= Consigne 1 =
Indiquez si chacune des affirmations suivantes s’accorde avec le texte sur le festival d’Aix-en-Provence. Répondez par oui ou par non, en citant les mots décisifs du texte : (a) le festival fête son soixante-quinzième anniversaire ; (b) Picture A Day Like This est un opéra en trois actes ; (c) George Benjamin dirigera le Mahler Chamber Orchestra.
= Consigne 2 =
Reproduisez le passage du texte sur le festival d’Aix-en-Provence qui commence par « Appel d’airs » et se termine par « est l’hôtesse experte. », en remplaçant « trois semaines » par « quatre semaines ».
= Consigne 3 =
Selon le texte sur le festival d’Aix-en-Provence, qui signe le décor-vidéo de Picture A Day Like This ?

= Bloc de texte =
━━━━
A Day Like This de George Benjamin et Martin Crimp © Jean-Louis Fernandez

Festival International d’Art Lyrique d’Aix-en-Provence

Appel d’airs

 

Le festival lyrique d’Aix-en-Provence souffle ses soixante-quinze bougies. Pendant trois semaines, l’opéra sera partout chez lui. Ses hautes volées résonneront au-dessus des toits et ses airs se propageront de place en place. Ce grand ensemble de manifestations lyriques ira, andante, comme une procession colorée, affirmer et perpétuer la précellence de la ville d’art pour les festivités musicales dont elle est l’hôtesse experte.

 

 

Dans les maisons d’opéra, les créations intégrales (musique, livret et mise en scène) sont extrêmement rares. En a-t-on mesuré le ratio précisément : un titre nouveau pour cinquante du répertoire ? Les causes en sont intelligibles, le propos n’est pas d’en faire la énième déploration mais de faire valoir les orientations différentes lorsqu’elles présentent d’efficaces contrepoids. C’est le cas au Festival d’Aix, où le zèle pour la beauté a les moyens de se fonder, en une mesure quasi-équivalente, sur l’idée patrimoniale et sur l’esprit d’innovation. Ainsi, deux créations dramatiques et une composition symphonique verront le jour sur les tréteaux aixois lors de cette édition.

La commande et la production de l’opéra en un acte Picture A Day Like This est la primeur 2023. Daniel Jeanneteau et Marie-Christine Soma en signent la mise en scène et la dramaturgie, Hicham Berrada le décor-vidéo. « Une sorte d’Alice au pays des merveilles mais pour adultes », précise l’auteur du livret, Martin Crimp, avec un sourire indéchiffrable comme pour atténuer la charge pathétique de son récit. Une quête initiatique en forme de course contre la montre d’une journée à l’issue décisive pendant laquelle l’espoir et le tragique, l’ordinaire et la fantasmagorie repoussent très loin le grand écart de la condition humaine. Véritable forge du ressort affectif, la partition de George Benjamin est tendue par cet enjeu obsédant. Le compositeur dirigera le Mahler Chamber Orchestra et le plateau vocal emmené par la mezzo Marianne Crebassa.

The Faggots And Their Friends Between Revolutions, une fantaisie musicale de Philip Venables sur un texte et une mise en scène de Ted Huffman, démontre, s’il était nécessaire, qu’existe sur la scène lyrique un puissant appel d’air pour des approches renouvelées, des narrations et des formats innovants. Foutraque, échevelée, la comédie du tandem extravague sur tous les tons queers qu’il n’y a pas de mal à se faire plaisir. Sérieux ?
━━━━
= Données d’annotation de mise en page =

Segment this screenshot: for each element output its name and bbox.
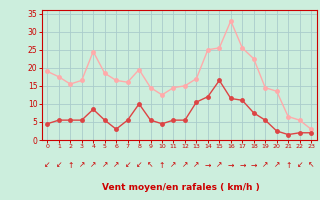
Text: ↑: ↑ xyxy=(159,160,165,170)
Text: ↙: ↙ xyxy=(136,160,142,170)
Text: ↖: ↖ xyxy=(308,160,314,170)
Text: ↗: ↗ xyxy=(101,160,108,170)
Text: ↗: ↗ xyxy=(90,160,96,170)
Text: ↙: ↙ xyxy=(296,160,303,170)
Text: ↖: ↖ xyxy=(147,160,154,170)
Text: ↗: ↗ xyxy=(216,160,222,170)
Text: ↗: ↗ xyxy=(262,160,268,170)
Text: →: → xyxy=(251,160,257,170)
Text: ↗: ↗ xyxy=(274,160,280,170)
Text: ↗: ↗ xyxy=(193,160,200,170)
Text: →: → xyxy=(228,160,234,170)
Text: ↙: ↙ xyxy=(124,160,131,170)
Text: →: → xyxy=(205,160,211,170)
Text: ↗: ↗ xyxy=(182,160,188,170)
Text: ↗: ↗ xyxy=(113,160,119,170)
Text: ↑: ↑ xyxy=(67,160,74,170)
Text: ↙: ↙ xyxy=(56,160,62,170)
Text: ↙: ↙ xyxy=(44,160,51,170)
Text: ↗: ↗ xyxy=(78,160,85,170)
Text: Vent moyen/en rafales ( km/h ): Vent moyen/en rafales ( km/h ) xyxy=(102,183,260,192)
Text: ↗: ↗ xyxy=(170,160,177,170)
Text: ↑: ↑ xyxy=(285,160,291,170)
Text: →: → xyxy=(239,160,245,170)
━━━━
= Réponse rédigée 1 =
(a) Oui : « Le festival lyrique d’Aix-en-Provence souffle ses soixante-quinze bougies. »
(b) Non : « l’opéra en un acte Picture A Day Like This ».
(c) Oui : « la partition de George Benjamin est tendue par cet enjeu obsédant. Le compositeur dirigera le Mahler Chamber Orchestra ».

= Réponse rédigée 2 =
Appel d’airs

 

Le festival lyrique d’Aix-en-Provence souffle ses soixante-quinze bougies. Pendant quatre semaines, l’opéra sera partout chez lui. Ses hautes volées résonneront au-dessus des toits et ses airs se propageront de place en place. Ce grand ensemble de manifestations lyriques ira, andante, comme une procession colorée, affirmer et perpétuer la précellence de la ville d’art pour les festivités musicales dont elle est l’hôtesse experte.

= Réponse rédigée 3 =
Hicham Berrada.